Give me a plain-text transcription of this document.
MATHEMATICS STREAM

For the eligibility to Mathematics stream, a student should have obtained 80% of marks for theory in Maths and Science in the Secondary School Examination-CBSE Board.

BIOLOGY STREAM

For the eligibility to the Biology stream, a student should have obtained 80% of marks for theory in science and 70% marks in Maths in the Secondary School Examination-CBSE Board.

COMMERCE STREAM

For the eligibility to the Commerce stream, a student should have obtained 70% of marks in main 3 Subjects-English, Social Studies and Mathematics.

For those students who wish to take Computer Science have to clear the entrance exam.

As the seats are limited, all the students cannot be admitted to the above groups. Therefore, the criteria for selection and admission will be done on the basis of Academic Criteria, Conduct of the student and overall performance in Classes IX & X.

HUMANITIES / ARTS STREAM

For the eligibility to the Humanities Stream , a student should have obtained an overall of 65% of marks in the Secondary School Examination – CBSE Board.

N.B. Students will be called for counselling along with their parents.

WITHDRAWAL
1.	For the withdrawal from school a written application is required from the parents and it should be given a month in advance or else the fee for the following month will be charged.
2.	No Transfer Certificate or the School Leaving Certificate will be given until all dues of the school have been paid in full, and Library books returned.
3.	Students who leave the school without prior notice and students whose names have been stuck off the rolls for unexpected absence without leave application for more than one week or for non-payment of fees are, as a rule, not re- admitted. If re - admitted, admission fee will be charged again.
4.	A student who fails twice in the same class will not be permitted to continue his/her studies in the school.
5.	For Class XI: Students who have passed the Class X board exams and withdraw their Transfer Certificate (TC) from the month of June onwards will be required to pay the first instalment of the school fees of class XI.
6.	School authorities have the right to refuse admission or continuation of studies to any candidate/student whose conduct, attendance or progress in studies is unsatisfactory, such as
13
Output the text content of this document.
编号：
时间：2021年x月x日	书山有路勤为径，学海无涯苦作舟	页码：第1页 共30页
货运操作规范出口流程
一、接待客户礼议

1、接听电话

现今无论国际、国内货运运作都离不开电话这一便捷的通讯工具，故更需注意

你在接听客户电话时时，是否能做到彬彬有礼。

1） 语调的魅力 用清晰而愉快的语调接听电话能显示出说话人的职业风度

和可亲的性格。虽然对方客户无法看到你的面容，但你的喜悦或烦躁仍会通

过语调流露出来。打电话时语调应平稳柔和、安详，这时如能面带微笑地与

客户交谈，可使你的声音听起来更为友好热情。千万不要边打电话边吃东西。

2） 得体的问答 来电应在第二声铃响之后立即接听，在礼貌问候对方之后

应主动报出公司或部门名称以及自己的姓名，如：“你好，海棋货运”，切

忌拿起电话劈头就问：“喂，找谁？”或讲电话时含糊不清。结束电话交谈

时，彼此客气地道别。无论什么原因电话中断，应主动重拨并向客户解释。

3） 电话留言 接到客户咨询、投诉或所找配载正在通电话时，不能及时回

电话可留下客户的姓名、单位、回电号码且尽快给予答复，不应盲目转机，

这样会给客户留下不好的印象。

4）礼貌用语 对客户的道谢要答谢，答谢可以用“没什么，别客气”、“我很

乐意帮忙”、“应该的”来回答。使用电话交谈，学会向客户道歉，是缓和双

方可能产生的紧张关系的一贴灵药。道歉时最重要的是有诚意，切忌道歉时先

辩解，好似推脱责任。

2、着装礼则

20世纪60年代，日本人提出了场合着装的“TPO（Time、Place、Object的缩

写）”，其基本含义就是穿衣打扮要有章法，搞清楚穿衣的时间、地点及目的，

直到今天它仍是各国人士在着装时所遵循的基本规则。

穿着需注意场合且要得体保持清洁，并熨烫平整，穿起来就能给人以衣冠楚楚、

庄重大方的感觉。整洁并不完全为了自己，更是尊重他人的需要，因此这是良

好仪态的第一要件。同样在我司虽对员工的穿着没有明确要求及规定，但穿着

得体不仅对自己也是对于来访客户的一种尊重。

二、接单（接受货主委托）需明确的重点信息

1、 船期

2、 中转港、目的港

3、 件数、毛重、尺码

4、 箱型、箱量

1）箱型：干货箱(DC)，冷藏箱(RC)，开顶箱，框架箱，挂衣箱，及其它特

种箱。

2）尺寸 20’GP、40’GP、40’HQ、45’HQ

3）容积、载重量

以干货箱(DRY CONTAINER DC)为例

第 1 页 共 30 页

——————

**WRITTEN PROBLEM:** Provide all the records again, word for word.

**ANSWER TO THE EXERCISE:**
Give me a plain-text transcription of this document.
MATHEMATICS STREAM

For the eligibility to Mathematics stream, a student should have obtained 80% of marks for theory in Maths and Science in the Secondary School Examination-CBSE Board.

BIOLOGY STREAM

For the eligibility to the Biology stream, a student should have obtained 80% of marks for theory in science and 70% marks in Maths in the Secondary School Examination-CBSE Board.

COMMERCE STREAM

For the eligibility to the Commerce stream, a student should have obtained 70% of marks in main 3 Subjects-English, Social Studies and Mathematics.

For those students who wish to take Computer Science have to clear the entrance exam.

As the seats are limited, all the students cannot be admitted to the above groups. Therefore, the criteria for selection and admission will be done on the basis of Academic Criteria, Conduct of the student and overall performance in Classes IX & X.

HUMANITIES / ARTS STREAM

For the eligibility to the Humanities Stream , a student should have obtained an overall of 65% of marks in the Secondary School Examination – CBSE Board.

N.B. Students will be called for counselling along with their parents.

WITHDRAWAL
1.	For the withdrawal from school a written application is required from the parents and it should be given a month in advance or else the fee for the following month will be charged.
2.	No Transfer Certificate or the School Leaving Certificate will be given until all dues of the school have been paid in full, and Library books returned.
3.	Students who leave the school without prior notice and students whose names have been stuck off the rolls for unexpected absence without leave application for more than one week or for non-payment of fees are, as a rule, not re- admitted. If re - admitted, admission fee will be charged again.
4.	A student who fails twice in the same class will not be permitted to continue his/her studies in the school.
5.	For Class XI: Students who have passed the Class X board exams and withdraw their Transfer Certificate (TC) from the month of June onwards will be required to pay the first instalment of the school fees of class XI.
6.	School authorities have the right to refuse admission or continuation of studies to any candidate/student whose conduct, attendance or progress in studies is unsatisfactory, such as
13
Output the text content of this document.
编号：
时间：2021年x月x日	书山有路勤为径，学海无涯苦作舟	页码：第1页 共30页
货运操作规范出口流程
一、接待客户礼议

1、接听电话

现今无论国际、国内货运运作都离不开电话这一便捷的通讯工具，故更需注意

你在接听客户电话时时，是否能做到彬彬有礼。

1） 语调的魅力 用清晰而愉快的语调接听电话能显示出说话人的职业风度

和可亲的性格。虽然对方客户无法看到你的面容，但你的喜悦或烦躁仍会通

过语调流露出来。打电话时语调应平稳柔和、安详，这时如能面带微笑地与

客户交谈，可使你的声音听起来更为友好热情。千万不要边打电话边吃东西。

2） 得体的问答 来电应在第二声铃响之后立即接听，在礼貌问候对方之后

应主动报出公司或部门名称以及自己的姓名，如：“你好，海棋货运”，切

忌拿起电话劈头就问：“喂，找谁？”或讲电话时含糊不清。结束电话交谈

时，彼此客气地道别。无论什么原因电话中断，应主动重拨并向客户解释。

3） 电话留言 接到客户咨询、投诉或所找配载正在通电话时，不能及时回

电话可留下客户的姓名、单位、回电号码且尽快给予答复，不应盲目转机，

这样会给客户留下不好的印象。

4）礼貌用语 对客户的道谢要答谢，答谢可以用“没什么，别客气”、“我很

乐意帮忙”、“应该的”来回答。使用电话交谈，学会向客户道歉，是缓和双

方可能产生的紧张关系的一贴灵药。道歉时最重要的是有诚意，切忌道歉时先

辩解，好似推脱责任。

2、着装礼则

20世纪60年代，日本人提出了场合着装的“TPO（Time、Place、Object的缩

写）”，其基本含义就是穿衣打扮要有章法，搞清楚穿衣的时间、地点及目的，

直到今天它仍是各国人士在着装时所遵循的基本规则。

穿着需注意场合且要得体保持清洁，并熨烫平整，穿起来就能给人以衣冠楚楚、

庄重大方的感觉。整洁并不完全为了自己，更是尊重他人的需要，因此这是良

好仪态的第一要件。同样在我司虽对员工的穿着没有明确要求及规定，但穿着

得体不仅对自己也是对于来访客户的一种尊重。

二、接单（接受货主委托）需明确的重点信息

1、 船期

2、 中转港、目的港

3、 件数、毛重、尺码

4、 箱型、箱量

1）箱型：干货箱(DC)，冷藏箱(RC)，开顶箱，框架箱，挂衣箱，及其它特

种箱。

2）尺寸 20’GP、40’GP、40’HQ、45’HQ

3）容积、载重量

以干货箱(DRY CONTAINER DC)为例

第 1 页 共 30 页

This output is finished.